In the entries that follow, find the word "this" and report each line it is on.

(Dataset rows about figures)
□ □ □ □ □ □ □

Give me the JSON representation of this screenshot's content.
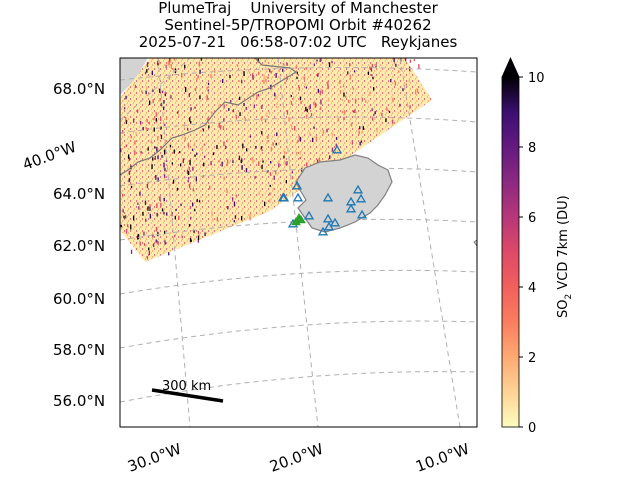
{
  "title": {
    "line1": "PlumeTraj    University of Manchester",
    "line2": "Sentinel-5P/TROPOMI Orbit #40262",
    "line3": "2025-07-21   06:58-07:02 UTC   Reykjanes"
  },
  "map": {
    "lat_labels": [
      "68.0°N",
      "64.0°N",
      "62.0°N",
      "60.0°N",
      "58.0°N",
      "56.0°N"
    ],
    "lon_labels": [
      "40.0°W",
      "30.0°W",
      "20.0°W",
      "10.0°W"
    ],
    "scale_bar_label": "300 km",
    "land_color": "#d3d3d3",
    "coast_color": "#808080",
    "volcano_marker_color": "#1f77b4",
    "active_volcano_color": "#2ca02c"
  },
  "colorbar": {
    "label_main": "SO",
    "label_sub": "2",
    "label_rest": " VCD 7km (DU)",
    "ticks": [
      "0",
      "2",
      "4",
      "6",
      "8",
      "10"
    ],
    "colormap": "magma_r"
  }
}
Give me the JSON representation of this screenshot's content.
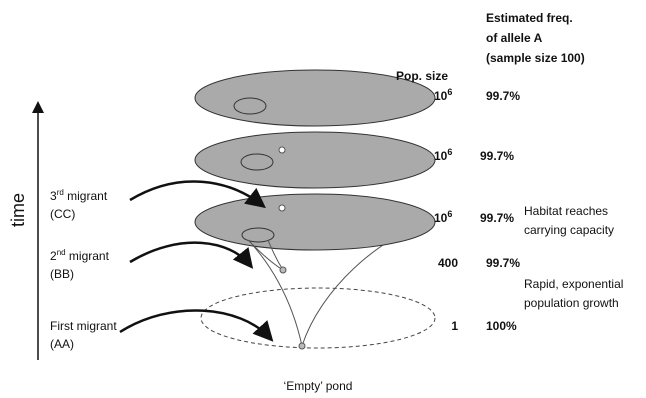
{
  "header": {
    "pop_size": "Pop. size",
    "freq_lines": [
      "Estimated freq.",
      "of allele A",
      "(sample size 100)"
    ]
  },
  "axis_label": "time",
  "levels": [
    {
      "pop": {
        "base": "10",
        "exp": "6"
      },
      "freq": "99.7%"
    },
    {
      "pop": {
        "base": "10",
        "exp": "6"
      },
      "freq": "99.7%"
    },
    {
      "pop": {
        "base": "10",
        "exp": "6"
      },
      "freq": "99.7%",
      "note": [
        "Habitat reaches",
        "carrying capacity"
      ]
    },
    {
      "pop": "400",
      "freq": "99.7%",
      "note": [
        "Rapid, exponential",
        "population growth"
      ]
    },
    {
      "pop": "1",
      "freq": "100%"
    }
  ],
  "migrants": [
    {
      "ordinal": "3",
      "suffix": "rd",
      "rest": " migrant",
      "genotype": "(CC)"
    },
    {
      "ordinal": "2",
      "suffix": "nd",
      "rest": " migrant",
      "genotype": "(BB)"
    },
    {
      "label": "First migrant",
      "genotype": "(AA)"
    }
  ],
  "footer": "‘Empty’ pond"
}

□ □ □ □ □ □ □

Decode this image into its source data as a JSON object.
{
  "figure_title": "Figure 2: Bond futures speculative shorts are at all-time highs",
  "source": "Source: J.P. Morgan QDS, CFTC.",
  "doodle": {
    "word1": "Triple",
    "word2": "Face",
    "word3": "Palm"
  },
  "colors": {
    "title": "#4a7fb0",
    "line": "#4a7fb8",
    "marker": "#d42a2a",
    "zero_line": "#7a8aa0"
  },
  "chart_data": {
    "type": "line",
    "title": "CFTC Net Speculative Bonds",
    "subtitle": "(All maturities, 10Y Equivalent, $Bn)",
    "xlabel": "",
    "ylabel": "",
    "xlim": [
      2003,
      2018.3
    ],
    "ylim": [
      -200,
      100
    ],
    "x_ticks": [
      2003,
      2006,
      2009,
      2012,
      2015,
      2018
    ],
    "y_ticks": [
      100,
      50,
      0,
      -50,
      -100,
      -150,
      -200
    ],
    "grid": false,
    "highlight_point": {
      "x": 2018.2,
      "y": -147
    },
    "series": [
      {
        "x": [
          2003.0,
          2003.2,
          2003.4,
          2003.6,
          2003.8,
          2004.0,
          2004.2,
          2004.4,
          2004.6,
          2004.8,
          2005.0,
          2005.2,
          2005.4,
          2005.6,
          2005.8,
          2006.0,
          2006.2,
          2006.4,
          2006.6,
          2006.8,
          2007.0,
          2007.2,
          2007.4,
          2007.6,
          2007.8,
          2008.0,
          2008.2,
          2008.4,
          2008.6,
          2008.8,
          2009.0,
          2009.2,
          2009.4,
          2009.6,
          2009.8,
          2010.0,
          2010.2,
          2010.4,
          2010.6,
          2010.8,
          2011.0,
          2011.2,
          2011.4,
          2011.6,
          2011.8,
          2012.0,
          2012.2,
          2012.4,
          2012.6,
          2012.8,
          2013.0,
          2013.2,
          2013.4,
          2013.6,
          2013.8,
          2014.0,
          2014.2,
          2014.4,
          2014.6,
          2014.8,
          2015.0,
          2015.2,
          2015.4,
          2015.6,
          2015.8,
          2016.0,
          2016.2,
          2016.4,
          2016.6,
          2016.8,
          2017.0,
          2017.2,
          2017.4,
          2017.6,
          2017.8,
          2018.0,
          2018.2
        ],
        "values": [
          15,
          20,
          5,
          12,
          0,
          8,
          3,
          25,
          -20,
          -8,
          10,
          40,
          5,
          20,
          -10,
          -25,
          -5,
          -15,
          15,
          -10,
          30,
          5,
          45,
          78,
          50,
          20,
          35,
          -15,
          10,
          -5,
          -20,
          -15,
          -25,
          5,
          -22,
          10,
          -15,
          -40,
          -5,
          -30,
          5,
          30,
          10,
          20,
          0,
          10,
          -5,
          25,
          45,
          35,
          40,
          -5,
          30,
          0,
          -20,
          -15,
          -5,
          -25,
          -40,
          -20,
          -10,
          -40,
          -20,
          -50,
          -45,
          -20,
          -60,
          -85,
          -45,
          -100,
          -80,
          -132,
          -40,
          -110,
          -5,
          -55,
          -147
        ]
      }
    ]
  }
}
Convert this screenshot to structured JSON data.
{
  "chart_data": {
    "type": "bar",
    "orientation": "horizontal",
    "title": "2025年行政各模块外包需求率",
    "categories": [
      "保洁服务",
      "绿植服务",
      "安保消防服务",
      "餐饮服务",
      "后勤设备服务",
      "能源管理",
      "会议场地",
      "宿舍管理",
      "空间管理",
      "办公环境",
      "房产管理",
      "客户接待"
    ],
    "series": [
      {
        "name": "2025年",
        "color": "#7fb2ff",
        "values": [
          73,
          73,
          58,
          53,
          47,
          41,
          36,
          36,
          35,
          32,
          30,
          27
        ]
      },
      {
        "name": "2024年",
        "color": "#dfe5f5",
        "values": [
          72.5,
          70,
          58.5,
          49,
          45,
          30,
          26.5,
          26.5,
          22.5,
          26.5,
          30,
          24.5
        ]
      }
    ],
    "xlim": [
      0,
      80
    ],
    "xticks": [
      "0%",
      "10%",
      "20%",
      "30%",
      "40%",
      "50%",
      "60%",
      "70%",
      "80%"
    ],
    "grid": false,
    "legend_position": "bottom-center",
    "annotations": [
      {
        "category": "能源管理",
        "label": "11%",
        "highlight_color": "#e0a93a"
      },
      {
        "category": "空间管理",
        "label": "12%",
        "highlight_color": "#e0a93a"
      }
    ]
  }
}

□ □ □ □ □ □ □

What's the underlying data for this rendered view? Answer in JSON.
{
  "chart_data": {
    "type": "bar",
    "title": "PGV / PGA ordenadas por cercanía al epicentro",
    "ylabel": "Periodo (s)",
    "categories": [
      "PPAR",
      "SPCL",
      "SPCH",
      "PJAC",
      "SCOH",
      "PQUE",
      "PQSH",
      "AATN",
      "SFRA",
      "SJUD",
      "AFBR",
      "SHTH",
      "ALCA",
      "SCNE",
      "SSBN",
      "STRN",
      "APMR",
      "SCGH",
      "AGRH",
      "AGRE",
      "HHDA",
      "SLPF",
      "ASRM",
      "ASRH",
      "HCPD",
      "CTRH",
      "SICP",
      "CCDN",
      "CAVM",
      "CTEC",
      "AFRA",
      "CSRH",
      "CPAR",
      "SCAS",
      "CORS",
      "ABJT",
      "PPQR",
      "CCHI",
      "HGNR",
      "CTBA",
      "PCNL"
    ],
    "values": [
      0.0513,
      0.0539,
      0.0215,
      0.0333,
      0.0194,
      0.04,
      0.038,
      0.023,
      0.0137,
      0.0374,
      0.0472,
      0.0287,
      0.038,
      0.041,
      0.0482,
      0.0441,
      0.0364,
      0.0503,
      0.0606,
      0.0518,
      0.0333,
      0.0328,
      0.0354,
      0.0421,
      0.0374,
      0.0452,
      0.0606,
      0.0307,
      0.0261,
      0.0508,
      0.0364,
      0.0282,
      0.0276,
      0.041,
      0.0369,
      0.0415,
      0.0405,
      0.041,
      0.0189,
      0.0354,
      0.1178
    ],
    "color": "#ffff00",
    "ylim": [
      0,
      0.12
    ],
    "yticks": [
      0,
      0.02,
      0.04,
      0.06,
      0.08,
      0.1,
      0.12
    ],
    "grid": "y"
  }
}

□ □ □ □ □ □ □

- Final answer:
Give me the JSON representation of this screenshot's content.
Give me the JSON representation of this screenshot's content.
Decode this image into its source data as a JSON object.
Convert this screenshot to structured JSON data.
What's the underlying data for this rendered view? Answer in JSON.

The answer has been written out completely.